*** Record excerpts
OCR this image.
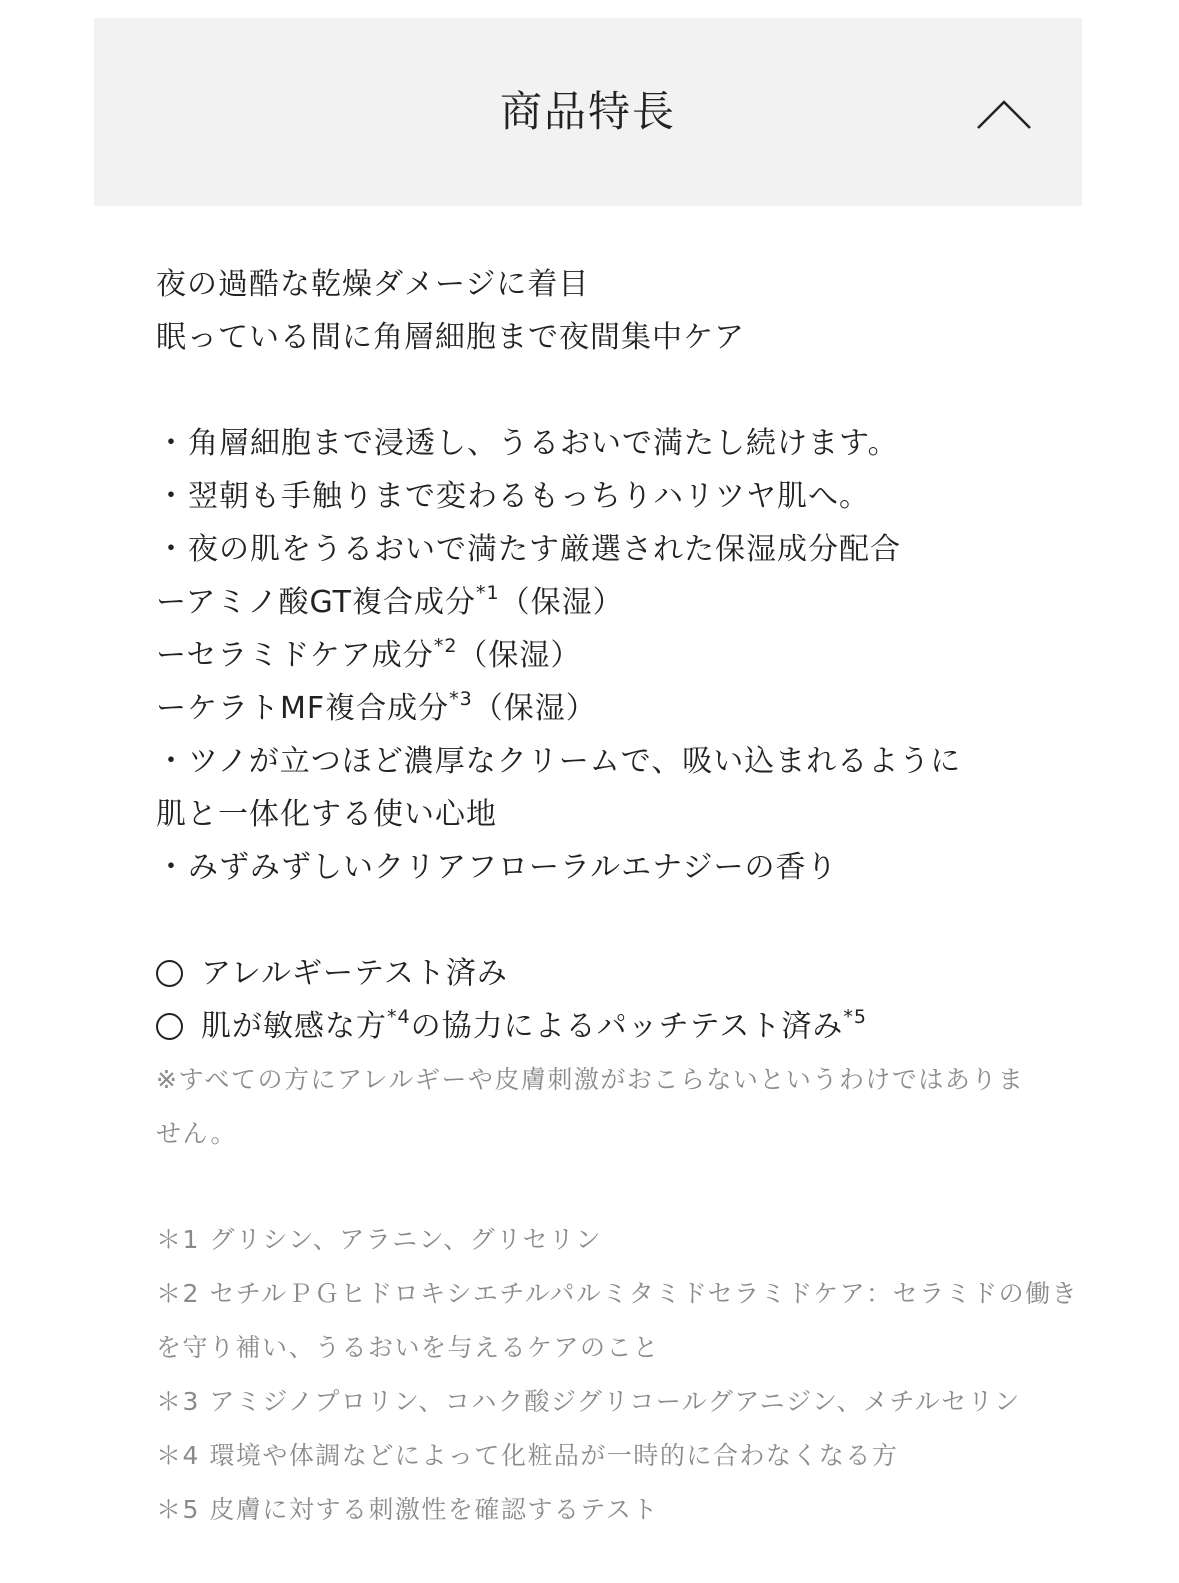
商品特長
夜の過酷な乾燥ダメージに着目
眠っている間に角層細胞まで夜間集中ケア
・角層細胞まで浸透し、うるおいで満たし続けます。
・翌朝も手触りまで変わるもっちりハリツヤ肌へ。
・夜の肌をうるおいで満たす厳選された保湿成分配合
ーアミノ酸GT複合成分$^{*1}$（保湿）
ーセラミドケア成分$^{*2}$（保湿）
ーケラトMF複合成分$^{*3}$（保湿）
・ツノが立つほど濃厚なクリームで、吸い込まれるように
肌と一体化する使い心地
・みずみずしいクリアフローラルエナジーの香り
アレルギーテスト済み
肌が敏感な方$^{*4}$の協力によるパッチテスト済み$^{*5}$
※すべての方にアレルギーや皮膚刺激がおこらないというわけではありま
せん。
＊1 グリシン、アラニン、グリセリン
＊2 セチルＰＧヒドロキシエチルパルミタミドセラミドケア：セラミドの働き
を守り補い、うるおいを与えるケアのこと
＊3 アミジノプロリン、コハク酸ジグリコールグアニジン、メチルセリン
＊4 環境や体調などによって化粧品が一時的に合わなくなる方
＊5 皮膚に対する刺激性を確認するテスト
******
__Given instruction__
Your task is to repeat the data above exactly while excluding the pictures.

__Written solution__
OCR this image.
商品特長
夜の過酷な乾燥ダメージに着目
眠っている間に角層細胞まで夜間集中ケア
・角層細胞まで浸透し、うるおいで満たし続けます。
・翌朝も手触りまで変わるもっちりハリツヤ肌へ。
・夜の肌をうるおいで満たす厳選された保湿成分配合
ーアミノ酸GT複合成分$^{*1}$（保湿）
ーセラミドケア成分$^{*2}$（保湿）
ーケラトMF複合成分$^{*3}$（保湿）
・ツノが立つほど濃厚なクリームで、吸い込まれるように
肌と一体化する使い心地
・みずみずしいクリアフローラルエナジーの香り
アレルギーテスト済み
肌が敏感な方$^{*4}$の協力によるパッチテスト済み$^{*5}$
※すべての方にアレルギーや皮膚刺激がおこらないというわけではありま
せん。
＊1 グリシン、アラニン、グリセリン
＊2 セチルＰＧヒドロキシエチルパルミタミドセラミドケア：セラミドの働き
を守り補い、うるおいを与えるケアのこと
＊3 アミジノプロリン、コハク酸ジグリコールグアニジン、メチルセリン
＊4 環境や体調などによって化粧品が一時的に合わなくなる方
＊5 皮膚に対する刺激性を確認するテスト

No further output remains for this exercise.